■ WORK REQUIRED:
Find each line holding "this" and copy it out.

■ TASK DATA:

==================================================

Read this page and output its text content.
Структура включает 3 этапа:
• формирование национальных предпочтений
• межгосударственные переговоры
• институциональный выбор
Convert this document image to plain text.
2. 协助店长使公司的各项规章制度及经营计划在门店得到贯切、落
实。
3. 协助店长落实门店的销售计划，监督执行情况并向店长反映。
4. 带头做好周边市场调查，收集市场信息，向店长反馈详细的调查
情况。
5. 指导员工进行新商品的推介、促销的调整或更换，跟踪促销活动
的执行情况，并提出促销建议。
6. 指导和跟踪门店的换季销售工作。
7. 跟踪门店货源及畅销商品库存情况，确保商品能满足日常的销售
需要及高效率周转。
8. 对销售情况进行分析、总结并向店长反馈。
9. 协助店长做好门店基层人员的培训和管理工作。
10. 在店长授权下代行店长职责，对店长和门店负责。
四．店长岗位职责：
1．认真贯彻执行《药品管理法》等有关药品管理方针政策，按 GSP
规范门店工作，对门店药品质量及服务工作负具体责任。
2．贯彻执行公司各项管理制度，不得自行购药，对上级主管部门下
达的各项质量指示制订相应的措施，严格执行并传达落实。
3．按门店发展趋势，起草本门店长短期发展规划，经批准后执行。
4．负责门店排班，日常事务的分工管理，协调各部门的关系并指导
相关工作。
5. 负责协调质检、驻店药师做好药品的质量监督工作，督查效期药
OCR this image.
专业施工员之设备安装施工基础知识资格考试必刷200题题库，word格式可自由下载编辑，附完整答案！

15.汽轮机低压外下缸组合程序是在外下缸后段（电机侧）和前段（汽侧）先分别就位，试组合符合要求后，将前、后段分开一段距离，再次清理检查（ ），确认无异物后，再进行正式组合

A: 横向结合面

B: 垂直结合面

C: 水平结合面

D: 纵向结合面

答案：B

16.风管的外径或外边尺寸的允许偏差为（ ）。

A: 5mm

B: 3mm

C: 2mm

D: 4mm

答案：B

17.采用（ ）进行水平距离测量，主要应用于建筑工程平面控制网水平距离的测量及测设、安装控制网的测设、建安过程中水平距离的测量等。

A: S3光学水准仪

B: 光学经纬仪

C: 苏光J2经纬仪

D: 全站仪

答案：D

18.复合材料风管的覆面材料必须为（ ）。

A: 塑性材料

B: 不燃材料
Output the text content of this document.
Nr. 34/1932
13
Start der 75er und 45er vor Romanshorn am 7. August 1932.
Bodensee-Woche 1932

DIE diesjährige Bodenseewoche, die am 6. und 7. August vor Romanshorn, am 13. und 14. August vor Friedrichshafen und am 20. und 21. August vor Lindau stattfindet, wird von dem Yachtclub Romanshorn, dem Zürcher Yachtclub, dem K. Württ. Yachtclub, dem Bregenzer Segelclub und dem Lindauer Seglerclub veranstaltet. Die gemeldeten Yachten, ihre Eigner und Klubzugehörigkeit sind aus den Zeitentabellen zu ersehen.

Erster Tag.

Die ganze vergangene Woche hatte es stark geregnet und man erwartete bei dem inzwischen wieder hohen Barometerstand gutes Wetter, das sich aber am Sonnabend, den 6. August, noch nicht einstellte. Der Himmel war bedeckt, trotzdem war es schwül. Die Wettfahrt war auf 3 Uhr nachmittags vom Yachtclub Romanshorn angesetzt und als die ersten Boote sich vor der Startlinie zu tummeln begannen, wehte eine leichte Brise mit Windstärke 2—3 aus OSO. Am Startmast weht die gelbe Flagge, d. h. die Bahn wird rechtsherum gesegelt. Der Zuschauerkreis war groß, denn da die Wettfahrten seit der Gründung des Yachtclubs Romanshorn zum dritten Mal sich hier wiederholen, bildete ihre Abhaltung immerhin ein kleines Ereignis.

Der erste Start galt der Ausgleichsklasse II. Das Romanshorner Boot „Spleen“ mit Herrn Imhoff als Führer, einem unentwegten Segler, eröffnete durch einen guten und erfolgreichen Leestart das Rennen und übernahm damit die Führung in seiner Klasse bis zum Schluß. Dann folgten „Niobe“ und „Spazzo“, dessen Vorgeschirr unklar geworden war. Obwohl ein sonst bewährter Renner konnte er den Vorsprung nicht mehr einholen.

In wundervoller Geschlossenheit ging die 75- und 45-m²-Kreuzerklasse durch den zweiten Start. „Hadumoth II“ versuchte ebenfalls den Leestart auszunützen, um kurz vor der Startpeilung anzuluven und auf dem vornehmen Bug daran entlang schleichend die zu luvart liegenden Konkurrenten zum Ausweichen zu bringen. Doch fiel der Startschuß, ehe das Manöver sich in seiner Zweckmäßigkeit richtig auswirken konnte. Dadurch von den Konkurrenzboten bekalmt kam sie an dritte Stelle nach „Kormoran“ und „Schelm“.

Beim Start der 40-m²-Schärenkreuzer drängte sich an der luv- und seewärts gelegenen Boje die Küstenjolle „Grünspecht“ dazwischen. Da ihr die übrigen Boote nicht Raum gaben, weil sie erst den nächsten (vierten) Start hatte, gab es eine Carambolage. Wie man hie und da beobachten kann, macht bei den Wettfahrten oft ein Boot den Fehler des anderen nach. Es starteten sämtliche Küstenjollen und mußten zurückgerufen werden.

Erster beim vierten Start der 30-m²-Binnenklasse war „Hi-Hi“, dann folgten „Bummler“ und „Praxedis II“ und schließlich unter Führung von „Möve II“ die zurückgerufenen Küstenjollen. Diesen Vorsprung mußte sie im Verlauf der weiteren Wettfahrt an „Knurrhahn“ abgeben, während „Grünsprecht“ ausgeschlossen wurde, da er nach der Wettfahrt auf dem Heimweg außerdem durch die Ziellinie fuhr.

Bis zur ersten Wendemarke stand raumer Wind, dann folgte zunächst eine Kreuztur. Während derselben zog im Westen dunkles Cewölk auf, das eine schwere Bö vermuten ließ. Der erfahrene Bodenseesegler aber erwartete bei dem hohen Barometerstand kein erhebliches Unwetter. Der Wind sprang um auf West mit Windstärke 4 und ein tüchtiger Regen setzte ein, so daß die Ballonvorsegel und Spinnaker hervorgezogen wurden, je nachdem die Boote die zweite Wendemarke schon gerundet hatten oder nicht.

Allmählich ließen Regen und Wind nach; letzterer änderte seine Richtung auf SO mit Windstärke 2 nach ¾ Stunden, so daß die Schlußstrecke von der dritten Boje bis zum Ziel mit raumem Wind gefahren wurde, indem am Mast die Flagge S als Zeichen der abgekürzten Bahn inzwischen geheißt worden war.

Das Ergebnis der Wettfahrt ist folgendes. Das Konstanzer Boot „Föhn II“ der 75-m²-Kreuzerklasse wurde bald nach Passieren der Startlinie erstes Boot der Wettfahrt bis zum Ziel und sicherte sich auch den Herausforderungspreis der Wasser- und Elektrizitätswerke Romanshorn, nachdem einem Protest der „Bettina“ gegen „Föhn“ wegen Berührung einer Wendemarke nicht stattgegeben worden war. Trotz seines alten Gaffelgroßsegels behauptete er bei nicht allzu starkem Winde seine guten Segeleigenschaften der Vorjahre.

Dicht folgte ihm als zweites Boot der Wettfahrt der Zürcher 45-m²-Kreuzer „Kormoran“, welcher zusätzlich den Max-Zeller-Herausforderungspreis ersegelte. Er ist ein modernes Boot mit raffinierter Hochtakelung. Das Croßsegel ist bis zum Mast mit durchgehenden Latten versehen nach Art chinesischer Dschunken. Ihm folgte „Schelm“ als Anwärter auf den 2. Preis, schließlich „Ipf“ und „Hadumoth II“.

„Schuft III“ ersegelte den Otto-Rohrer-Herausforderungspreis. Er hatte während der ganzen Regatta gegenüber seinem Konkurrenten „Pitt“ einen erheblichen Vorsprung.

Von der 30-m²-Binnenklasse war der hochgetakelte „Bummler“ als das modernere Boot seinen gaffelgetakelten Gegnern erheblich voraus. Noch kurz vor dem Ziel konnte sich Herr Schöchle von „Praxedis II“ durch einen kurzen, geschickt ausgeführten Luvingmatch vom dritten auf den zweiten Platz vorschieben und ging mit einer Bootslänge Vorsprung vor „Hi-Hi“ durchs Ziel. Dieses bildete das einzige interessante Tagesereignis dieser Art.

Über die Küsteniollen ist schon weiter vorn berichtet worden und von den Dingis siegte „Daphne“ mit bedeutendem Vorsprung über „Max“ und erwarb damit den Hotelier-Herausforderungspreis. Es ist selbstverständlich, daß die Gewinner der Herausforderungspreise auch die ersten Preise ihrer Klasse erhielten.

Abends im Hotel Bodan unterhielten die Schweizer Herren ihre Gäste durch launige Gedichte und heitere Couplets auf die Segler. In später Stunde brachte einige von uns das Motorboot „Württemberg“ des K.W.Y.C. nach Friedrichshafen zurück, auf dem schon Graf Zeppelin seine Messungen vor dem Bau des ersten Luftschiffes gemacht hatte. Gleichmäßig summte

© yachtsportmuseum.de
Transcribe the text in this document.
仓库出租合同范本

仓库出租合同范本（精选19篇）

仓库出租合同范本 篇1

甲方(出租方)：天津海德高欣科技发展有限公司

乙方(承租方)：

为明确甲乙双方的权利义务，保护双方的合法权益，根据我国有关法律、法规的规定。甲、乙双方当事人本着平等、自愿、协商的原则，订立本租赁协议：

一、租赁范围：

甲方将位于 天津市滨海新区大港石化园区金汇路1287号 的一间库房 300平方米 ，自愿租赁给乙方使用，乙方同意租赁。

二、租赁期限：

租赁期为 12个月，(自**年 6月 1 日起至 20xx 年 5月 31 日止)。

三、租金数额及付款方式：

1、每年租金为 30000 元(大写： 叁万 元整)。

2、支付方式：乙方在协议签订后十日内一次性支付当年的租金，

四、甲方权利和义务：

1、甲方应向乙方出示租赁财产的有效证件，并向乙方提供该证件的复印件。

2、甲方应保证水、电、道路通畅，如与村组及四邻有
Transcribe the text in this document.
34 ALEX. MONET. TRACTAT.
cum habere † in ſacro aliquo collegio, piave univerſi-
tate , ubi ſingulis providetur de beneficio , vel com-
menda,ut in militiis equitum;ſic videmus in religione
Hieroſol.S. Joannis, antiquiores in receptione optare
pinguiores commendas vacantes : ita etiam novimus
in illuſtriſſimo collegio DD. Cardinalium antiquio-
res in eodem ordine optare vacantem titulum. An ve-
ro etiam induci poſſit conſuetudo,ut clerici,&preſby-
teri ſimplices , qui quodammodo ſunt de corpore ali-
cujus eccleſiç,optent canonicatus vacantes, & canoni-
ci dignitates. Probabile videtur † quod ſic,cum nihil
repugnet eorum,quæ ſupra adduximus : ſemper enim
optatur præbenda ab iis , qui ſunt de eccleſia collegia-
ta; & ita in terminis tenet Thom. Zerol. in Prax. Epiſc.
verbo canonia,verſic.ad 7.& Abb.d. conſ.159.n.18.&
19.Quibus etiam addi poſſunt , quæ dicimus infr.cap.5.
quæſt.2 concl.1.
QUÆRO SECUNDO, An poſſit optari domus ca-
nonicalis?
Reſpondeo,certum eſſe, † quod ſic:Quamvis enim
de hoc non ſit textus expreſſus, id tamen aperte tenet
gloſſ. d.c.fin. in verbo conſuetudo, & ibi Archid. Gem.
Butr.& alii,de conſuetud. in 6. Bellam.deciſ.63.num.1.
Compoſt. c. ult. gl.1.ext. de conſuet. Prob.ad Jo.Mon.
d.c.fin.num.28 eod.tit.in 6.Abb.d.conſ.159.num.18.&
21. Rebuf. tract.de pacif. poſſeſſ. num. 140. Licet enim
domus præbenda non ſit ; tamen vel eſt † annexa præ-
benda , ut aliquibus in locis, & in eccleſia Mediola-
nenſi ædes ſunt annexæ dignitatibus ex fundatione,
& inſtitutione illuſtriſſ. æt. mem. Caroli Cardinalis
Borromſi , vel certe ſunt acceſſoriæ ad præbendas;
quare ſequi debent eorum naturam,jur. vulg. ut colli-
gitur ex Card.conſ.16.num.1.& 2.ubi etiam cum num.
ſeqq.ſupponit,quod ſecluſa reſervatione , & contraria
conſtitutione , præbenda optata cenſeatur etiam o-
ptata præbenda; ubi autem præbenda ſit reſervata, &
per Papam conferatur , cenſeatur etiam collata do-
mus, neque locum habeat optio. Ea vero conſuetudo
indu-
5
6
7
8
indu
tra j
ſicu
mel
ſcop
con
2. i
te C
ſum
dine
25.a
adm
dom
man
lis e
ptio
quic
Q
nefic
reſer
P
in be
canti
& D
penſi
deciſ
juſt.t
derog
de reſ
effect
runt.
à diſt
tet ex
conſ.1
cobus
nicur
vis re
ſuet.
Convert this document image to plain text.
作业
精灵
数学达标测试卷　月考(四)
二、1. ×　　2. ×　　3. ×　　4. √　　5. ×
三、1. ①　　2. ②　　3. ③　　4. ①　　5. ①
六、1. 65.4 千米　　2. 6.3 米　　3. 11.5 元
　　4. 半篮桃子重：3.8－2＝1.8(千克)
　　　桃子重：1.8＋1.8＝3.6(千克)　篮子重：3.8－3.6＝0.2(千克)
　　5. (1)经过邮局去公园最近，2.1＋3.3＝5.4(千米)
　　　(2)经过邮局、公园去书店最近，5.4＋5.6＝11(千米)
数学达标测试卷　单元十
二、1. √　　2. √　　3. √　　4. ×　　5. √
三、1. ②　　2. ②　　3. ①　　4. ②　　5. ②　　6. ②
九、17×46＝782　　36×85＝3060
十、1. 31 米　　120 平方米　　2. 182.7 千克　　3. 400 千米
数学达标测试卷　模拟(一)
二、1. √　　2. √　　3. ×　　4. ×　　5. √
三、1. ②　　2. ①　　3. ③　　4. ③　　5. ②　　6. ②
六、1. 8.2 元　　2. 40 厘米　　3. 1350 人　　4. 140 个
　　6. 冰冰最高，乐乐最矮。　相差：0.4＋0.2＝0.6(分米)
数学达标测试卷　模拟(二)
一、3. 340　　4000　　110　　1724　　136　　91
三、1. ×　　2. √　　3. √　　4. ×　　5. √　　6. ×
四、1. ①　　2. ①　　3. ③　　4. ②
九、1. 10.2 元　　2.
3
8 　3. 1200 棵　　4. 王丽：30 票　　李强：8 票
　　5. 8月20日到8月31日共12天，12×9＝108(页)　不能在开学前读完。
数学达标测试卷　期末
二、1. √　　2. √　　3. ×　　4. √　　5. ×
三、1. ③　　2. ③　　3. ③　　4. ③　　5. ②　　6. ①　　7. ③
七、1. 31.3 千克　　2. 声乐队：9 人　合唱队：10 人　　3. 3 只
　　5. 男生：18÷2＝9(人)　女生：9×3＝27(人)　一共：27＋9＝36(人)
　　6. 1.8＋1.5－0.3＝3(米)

==================================================

■ EXERCISE SOLUTION:
Read this page and output its text content.
Convert this document image to plain text.
OCR this image.
Output the text content of this document.
Transcribe the text in this document.
Transcribe the text in this document.
Convert this document image to plain text.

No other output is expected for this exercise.